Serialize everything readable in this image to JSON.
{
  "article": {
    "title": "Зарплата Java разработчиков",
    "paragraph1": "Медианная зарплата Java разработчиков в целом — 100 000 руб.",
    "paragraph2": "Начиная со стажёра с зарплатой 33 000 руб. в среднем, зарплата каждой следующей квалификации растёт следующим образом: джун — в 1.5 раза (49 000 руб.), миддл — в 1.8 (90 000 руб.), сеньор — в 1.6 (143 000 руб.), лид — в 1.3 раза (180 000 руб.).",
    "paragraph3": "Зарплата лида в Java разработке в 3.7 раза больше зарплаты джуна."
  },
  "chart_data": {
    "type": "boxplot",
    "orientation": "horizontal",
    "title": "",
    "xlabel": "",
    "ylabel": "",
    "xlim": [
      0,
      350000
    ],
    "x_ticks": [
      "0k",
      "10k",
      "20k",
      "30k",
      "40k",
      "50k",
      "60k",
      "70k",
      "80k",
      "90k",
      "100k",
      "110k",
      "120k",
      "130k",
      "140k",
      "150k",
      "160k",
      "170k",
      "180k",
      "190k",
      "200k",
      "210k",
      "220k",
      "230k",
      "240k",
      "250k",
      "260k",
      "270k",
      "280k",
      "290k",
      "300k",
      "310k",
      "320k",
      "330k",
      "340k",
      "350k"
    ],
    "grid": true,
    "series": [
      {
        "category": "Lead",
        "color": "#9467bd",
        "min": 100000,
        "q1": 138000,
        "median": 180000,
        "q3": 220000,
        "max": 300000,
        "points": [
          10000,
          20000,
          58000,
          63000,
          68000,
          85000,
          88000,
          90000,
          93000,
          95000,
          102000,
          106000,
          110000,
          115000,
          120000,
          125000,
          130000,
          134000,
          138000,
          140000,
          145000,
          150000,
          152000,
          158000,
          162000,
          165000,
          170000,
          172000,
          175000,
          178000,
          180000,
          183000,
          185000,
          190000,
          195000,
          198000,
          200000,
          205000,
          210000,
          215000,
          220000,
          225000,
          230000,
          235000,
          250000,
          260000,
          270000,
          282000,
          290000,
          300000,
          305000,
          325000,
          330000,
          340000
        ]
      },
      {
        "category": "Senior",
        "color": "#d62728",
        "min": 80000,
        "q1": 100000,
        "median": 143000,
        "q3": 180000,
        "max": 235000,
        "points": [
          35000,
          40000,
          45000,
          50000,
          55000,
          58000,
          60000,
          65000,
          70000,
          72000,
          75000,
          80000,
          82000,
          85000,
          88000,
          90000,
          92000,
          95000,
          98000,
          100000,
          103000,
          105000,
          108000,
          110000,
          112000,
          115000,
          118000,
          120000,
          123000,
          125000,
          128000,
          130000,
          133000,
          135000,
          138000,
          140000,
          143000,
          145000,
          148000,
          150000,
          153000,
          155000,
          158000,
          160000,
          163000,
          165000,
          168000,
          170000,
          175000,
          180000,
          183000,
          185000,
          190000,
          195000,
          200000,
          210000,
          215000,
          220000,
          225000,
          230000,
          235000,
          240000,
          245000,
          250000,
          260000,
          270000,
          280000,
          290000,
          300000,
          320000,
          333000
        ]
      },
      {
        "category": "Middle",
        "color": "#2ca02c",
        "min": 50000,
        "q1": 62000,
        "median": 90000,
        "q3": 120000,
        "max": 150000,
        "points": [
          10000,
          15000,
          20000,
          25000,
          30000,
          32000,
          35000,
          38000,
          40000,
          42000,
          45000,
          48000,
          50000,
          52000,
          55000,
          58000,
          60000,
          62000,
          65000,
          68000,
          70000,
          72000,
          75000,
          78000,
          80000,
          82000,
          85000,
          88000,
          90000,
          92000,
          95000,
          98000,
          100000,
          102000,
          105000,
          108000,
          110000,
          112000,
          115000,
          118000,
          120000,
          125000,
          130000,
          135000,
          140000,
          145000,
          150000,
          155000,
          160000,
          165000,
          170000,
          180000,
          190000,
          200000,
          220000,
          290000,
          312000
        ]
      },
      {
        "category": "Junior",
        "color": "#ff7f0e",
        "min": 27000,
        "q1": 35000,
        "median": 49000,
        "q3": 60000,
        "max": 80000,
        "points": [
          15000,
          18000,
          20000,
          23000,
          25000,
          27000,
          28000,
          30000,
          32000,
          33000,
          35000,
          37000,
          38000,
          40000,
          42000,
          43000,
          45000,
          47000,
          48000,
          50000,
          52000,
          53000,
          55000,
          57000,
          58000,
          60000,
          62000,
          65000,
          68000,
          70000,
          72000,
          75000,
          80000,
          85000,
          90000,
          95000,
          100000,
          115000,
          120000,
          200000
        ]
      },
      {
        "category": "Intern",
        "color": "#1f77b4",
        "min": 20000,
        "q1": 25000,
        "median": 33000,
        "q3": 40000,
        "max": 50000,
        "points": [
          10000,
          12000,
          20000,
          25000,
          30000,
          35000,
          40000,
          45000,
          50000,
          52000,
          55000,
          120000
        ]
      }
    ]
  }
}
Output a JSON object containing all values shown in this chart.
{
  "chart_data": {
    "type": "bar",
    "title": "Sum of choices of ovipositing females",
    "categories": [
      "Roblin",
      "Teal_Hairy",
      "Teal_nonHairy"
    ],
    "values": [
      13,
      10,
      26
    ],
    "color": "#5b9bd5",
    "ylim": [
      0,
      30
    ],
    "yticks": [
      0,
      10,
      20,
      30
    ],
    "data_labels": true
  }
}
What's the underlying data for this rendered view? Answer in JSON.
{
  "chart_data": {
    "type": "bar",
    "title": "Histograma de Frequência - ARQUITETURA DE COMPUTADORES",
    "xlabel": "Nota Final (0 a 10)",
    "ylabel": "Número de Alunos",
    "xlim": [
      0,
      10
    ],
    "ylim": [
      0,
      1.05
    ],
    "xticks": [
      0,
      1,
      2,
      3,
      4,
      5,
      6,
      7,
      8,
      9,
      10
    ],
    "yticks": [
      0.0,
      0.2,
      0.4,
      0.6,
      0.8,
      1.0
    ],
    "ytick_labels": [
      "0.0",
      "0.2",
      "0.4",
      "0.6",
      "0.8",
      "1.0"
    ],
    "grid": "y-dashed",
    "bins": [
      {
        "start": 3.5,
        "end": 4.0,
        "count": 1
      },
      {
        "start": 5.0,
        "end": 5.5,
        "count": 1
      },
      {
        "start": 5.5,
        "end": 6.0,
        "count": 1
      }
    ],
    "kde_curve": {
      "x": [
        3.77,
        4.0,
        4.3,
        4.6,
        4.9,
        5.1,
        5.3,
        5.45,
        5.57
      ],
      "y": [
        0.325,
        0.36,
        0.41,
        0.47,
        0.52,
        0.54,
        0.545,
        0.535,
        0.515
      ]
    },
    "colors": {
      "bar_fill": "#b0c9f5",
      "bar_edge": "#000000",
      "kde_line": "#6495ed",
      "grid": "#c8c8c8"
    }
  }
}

◇ ◇ ◇

- _What you have to do_
Reproduce each entry above exactly, keeping every word.

- _Answer to this task_
Serialize everything readable in this image to JSON.
{
  "article": {
    "title": "Зарплата Java разработчиков",
    "paragraph1": "Медианная зарплата Java разработчиков в целом — 100 000 руб.",
    "paragraph2": "Начиная со стажёра с зарплатой 33 000 руб. в среднем, зарплата каждой следующей квалификации растёт следующим образом: джун — в 1.5 раза (49 000 руб.), миддл — в 1.8 (90 000 руб.), сеньор — в 1.6 (143 000 руб.), лид — в 1.3 раза (180 000 руб.).",
    "paragraph3": "Зарплата лида в Java разработке в 3.7 раза больше зарплаты джуна."
  },
  "chart_data": {
    "type": "boxplot",
    "orientation": "horizontal",
    "title": "",
    "xlabel": "",
    "ylabel": "",
    "xlim": [
      0,
      350000
    ],
    "x_ticks": [
      "0k",
      "10k",
      "20k",
      "30k",
      "40k",
      "50k",
      "60k",
      "70k",
      "80k",
      "90k",
      "100k",
      "110k",
      "120k",
      "130k",
      "140k",
      "150k",
      "160k",
      "170k",
      "180k",
      "190k",
      "200k",
      "210k",
      "220k",
      "230k",
      "240k",
      "250k",
      "260k",
      "270k",
      "280k",
      "290k",
      "300k",
      "310k",
      "320k",
      "330k",
      "340k",
      "350k"
    ],
    "grid": true,
    "series": [
      {
        "category": "Lead",
        "color": "#9467bd",
        "min": 100000,
        "q1": 138000,
        "median": 180000,
        "q3": 220000,
        "max": 300000,
        "points": [
          10000,
          20000,
          58000,
          63000,
          68000,
          85000,
          88000,
          90000,
          93000,
          95000,
          102000,
          106000,
          110000,
          115000,
          120000,
          125000,
          130000,
          134000,
          138000,
          140000,
          145000,
          150000,
          152000,
          158000,
          162000,
          165000,
          170000,
          172000,
          175000,
          178000,
          180000,
          183000,
          185000,
          190000,
          195000,
          198000,
          200000,
          205000,
          210000,
          215000,
          220000,
          225000,
          230000,
          235000,
          250000,
          260000,
          270000,
          282000,
          290000,
          300000,
          305000,
          325000,
          330000,
          340000
        ]
      },
      {
        "category": "Senior",
        "color": "#d62728",
        "min": 80000,
        "q1": 100000,
        "median": 143000,
        "q3": 180000,
        "max": 235000,
        "points": [
          35000,
          40000,
          45000,
          50000,
          55000,
          58000,
          60000,
          65000,
          70000,
          72000,
          75000,
          80000,
          82000,
          85000,
          88000,
          90000,
          92000,
          95000,
          98000,
          100000,
          103000,
          105000,
          108000,
          110000,
          112000,
          115000,
          118000,
          120000,
          123000,
          125000,
          128000,
          130000,
          133000,
          135000,
          138000,
          140000,
          143000,
          145000,
          148000,
          150000,
          153000,
          155000,
          158000,
          160000,
          163000,
          165000,
          168000,
          170000,
          175000,
          180000,
          183000,
          185000,
          190000,
          195000,
          200000,
          210000,
          215000,
          220000,
          225000,
          230000,
          235000,
          240000,
          245000,
          250000,
          260000,
          270000,
          280000,
          290000,
          300000,
          320000,
          333000
        ]
      },
      {
        "category": "Middle",
        "color": "#2ca02c",
        "min": 50000,
        "q1": 62000,
        "median": 90000,
        "q3": 120000,
        "max": 150000,
        "points": [
          10000,
          15000,
          20000,
          25000,
          30000,
          32000,
          35000,
          38000,
          40000,
          42000,
          45000,
          48000,
          50000,
          52000,
          55000,
          58000,
          60000,
          62000,
          65000,
          68000,
          70000,
          72000,
          75000,
          78000,
          80000,
          82000,
          85000,
          88000,
          90000,
          92000,
          95000,
          98000,
          100000,
          102000,
          105000,
          108000,
          110000,
          112000,
          115000,
          118000,
          120000,
          125000,
          130000,
          135000,
          140000,
          145000,
          150000,
          155000,
          160000,
          165000,
          170000,
          180000,
          190000,
          200000,
          220000,
          290000,
          312000
        ]
      },
      {
        "category": "Junior",
        "color": "#ff7f0e",
        "min": 27000,
        "q1": 35000,
        "median": 49000,
        "q3": 60000,
        "max": 80000,
        "points": [
          15000,
          18000,
          20000,
          23000,
          25000,
          27000,
          28000,
          30000,
          32000,
          33000,
          35000,
          37000,
          38000,
          40000,
          42000,
          43000,
          45000,
          47000,
          48000,
          50000,
          52000,
          53000,
          55000,
          57000,
          58000,
          60000,
          62000,
          65000,
          68000,
          70000,
          72000,
          75000,
          80000,
          85000,
          90000,
          95000,
          100000,
          115000,
          120000,
          200000
        ]
      },
      {
        "category": "Intern",
        "color": "#1f77b4",
        "min": 20000,
        "q1": 25000,
        "median": 33000,
        "q3": 40000,
        "max": 50000,
        "points": [
          10000,
          12000,
          20000,
          25000,
          30000,
          35000,
          40000,
          45000,
          50000,
          52000,
          55000,
          120000
        ]
      }
    ]
  }
}
Output a JSON object containing all values shown in this chart.
{
  "chart_data": {
    "type": "bar",
    "title": "Sum of choices of ovipositing females",
    "categories": [
      "Roblin",
      "Teal_Hairy",
      "Teal_nonHairy"
    ],
    "values": [
      13,
      10,
      26
    ],
    "color": "#5b9bd5",
    "ylim": [
      0,
      30
    ],
    "yticks": [
      0,
      10,
      20,
      30
    ],
    "data_labels": true
  }
}
What's the underlying data for this rendered view? Answer in JSON.
{
  "chart_data": {
    "type": "bar",
    "title": "Histograma de Frequência - ARQUITETURA DE COMPUTADORES",
    "xlabel": "Nota Final (0 a 10)",
    "ylabel": "Número de Alunos",
    "xlim": [
      0,
      10
    ],
    "ylim": [
      0,
      1.05
    ],
    "xticks": [
      0,
      1,
      2,
      3,
      4,
      5,
      6,
      7,
      8,
      9,
      10
    ],
    "yticks": [
      0.0,
      0.2,
      0.4,
      0.6,
      0.8,
      1.0
    ],
    "ytick_labels": [
      "0.0",
      "0.2",
      "0.4",
      "0.6",
      "0.8",
      "1.0"
    ],
    "grid": "y-dashed",
    "bins": [
      {
        "start": 3.5,
        "end": 4.0,
        "count": 1
      },
      {
        "start": 5.0,
        "end": 5.5,
        "count": 1
      },
      {
        "start": 5.5,
        "end": 6.0,
        "count": 1
      }
    ],
    "kde_curve": {
      "x": [
        3.77,
        4.0,
        4.3,
        4.6,
        4.9,
        5.1,
        5.3,
        5.45,
        5.57
      ],
      "y": [
        0.325,
        0.36,
        0.41,
        0.47,
        0.52,
        0.54,
        0.545,
        0.535,
        0.515
      ]
    },
    "colors": {
      "bar_fill": "#b0c9f5",
      "bar_edge": "#000000",
      "kde_line": "#6495ed",
      "grid": "#c8c8c8"
    }
  }
}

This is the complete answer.